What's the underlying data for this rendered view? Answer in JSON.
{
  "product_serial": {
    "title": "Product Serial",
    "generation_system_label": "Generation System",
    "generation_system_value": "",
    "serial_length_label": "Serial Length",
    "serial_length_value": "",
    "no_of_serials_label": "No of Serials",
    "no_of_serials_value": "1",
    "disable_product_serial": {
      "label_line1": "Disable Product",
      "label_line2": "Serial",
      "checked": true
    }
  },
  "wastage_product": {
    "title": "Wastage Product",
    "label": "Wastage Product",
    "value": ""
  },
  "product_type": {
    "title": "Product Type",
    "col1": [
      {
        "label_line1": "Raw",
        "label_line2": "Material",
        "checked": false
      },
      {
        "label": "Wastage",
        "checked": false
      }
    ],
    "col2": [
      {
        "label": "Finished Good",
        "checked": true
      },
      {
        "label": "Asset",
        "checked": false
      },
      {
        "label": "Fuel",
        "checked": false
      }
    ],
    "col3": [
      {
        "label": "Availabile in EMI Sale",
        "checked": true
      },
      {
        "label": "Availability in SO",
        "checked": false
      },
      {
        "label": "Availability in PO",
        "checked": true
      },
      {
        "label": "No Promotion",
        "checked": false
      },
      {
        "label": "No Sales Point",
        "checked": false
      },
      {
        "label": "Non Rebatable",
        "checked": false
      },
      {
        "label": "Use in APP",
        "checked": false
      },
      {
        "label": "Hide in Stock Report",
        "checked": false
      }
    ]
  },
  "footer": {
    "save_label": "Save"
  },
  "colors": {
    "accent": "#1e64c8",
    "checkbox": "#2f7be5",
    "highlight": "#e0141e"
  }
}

---

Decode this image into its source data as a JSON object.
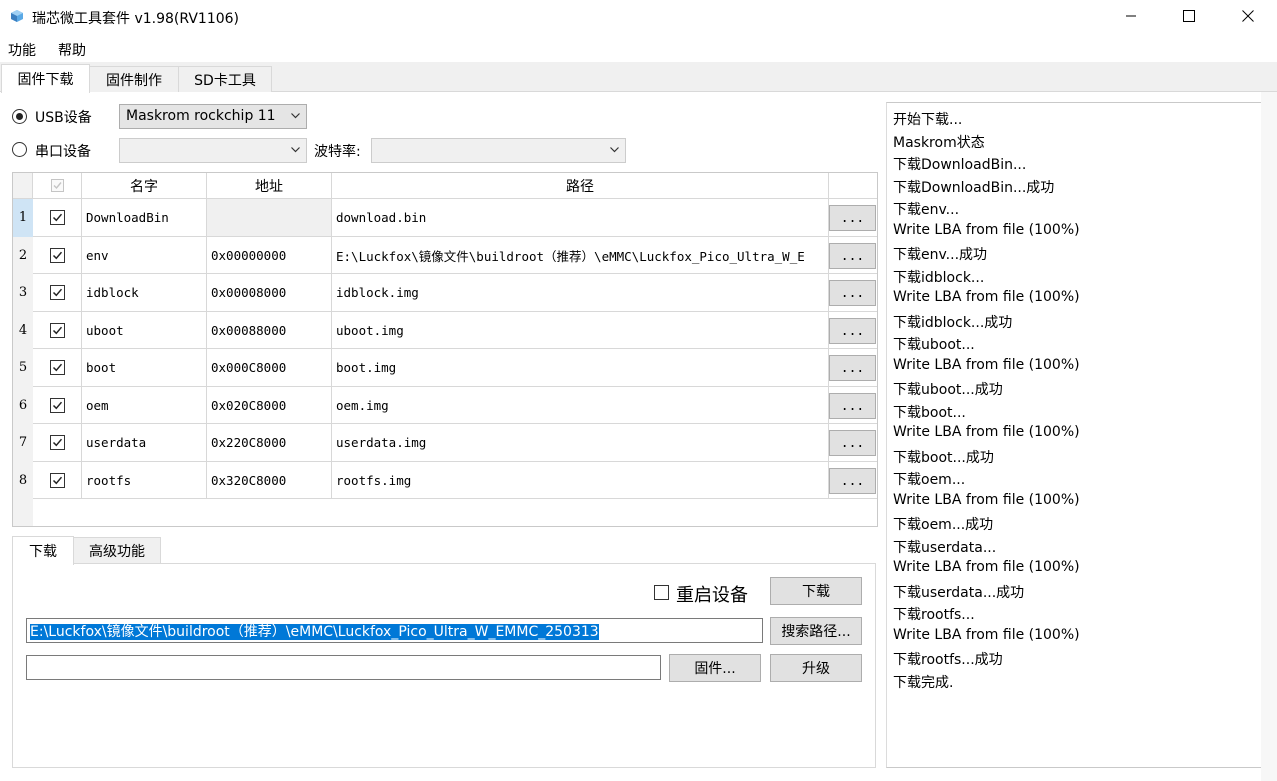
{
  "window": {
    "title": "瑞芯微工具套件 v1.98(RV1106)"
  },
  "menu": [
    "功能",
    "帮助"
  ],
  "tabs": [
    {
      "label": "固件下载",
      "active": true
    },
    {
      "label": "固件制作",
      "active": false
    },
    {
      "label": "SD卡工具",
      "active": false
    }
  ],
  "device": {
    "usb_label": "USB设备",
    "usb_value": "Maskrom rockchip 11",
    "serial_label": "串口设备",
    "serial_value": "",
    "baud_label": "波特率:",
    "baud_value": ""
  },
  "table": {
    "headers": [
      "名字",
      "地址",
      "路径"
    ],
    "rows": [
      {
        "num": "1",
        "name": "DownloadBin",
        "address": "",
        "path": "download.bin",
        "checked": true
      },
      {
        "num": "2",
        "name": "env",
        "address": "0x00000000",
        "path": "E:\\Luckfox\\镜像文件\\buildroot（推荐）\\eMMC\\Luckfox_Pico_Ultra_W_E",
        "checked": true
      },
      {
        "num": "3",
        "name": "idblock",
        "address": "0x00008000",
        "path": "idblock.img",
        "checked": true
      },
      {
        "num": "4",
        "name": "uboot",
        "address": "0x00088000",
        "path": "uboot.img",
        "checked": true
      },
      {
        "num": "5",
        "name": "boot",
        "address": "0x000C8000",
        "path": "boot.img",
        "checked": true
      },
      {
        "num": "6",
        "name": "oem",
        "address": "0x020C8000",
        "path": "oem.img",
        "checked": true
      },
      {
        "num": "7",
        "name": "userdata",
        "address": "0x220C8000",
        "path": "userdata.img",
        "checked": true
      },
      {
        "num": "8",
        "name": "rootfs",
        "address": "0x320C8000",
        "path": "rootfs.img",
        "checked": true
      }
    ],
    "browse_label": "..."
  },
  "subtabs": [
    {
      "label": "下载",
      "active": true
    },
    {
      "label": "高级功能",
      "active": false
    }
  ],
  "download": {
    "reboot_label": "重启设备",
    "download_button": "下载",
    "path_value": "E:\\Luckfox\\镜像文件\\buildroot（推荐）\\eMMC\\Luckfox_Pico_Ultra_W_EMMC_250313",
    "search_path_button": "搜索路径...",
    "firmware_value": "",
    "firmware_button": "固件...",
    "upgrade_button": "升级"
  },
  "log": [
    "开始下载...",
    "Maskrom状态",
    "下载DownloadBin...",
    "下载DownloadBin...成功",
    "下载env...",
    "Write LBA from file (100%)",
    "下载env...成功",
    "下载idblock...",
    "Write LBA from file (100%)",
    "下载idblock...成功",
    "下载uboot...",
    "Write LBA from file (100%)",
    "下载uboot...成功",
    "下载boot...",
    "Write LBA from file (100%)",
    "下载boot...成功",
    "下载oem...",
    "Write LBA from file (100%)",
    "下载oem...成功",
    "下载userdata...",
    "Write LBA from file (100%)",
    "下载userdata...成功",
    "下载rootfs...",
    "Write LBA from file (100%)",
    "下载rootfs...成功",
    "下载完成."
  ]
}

---

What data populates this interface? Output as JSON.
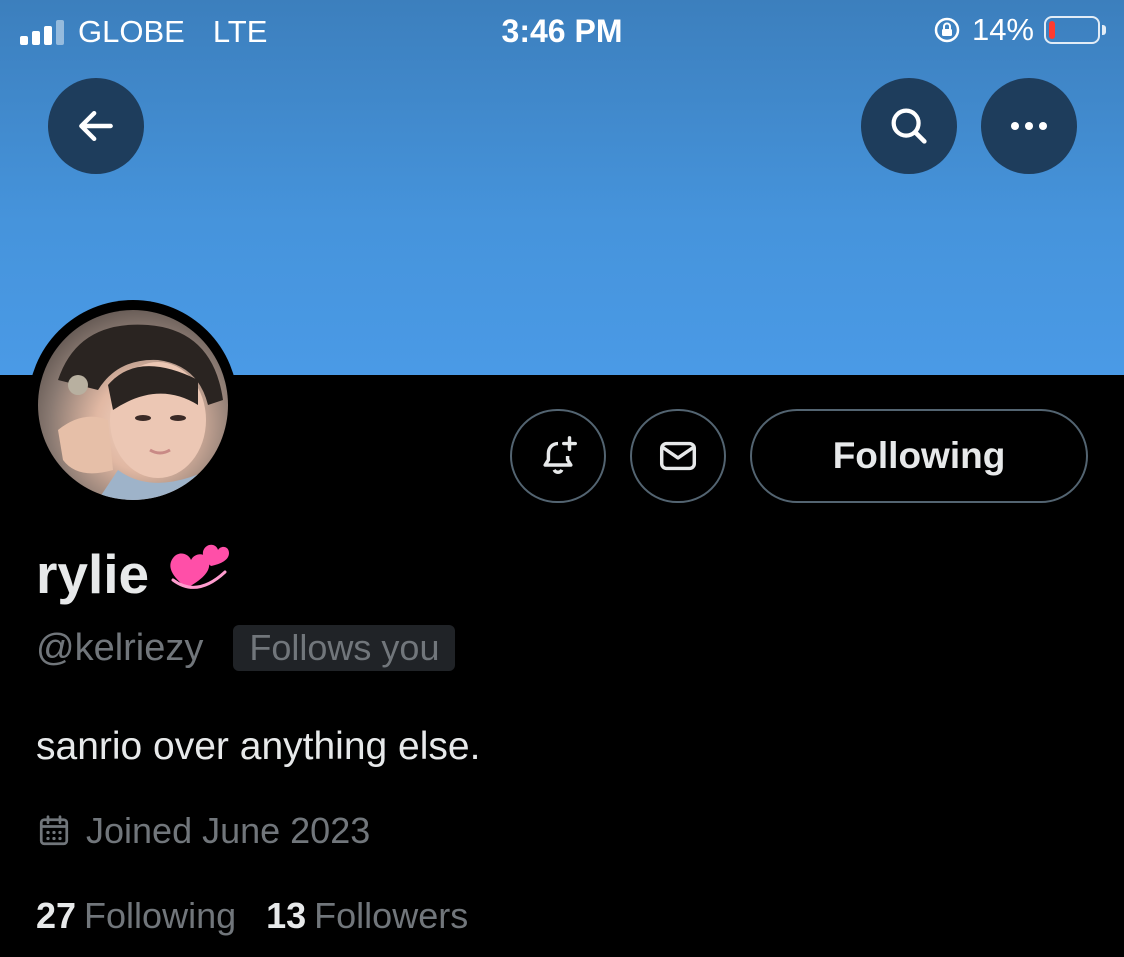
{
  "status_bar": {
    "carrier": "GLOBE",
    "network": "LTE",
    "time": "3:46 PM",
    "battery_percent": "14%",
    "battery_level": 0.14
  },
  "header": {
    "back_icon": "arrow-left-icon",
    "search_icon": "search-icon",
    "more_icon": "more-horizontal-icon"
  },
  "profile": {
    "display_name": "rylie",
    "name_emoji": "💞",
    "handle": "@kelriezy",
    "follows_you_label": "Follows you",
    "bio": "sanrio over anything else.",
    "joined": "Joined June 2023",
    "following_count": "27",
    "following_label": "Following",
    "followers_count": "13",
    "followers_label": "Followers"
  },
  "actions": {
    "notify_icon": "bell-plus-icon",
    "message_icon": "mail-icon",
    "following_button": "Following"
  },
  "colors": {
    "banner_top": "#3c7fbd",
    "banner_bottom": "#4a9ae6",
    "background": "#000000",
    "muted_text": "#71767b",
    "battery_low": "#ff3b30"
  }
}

WHAT NEEDS TO BE DONE - Extract every line of the records above that contains the word "Availability".

RESPONSE -
        "label": "Availability in SO",
        "label": "Availability in PO",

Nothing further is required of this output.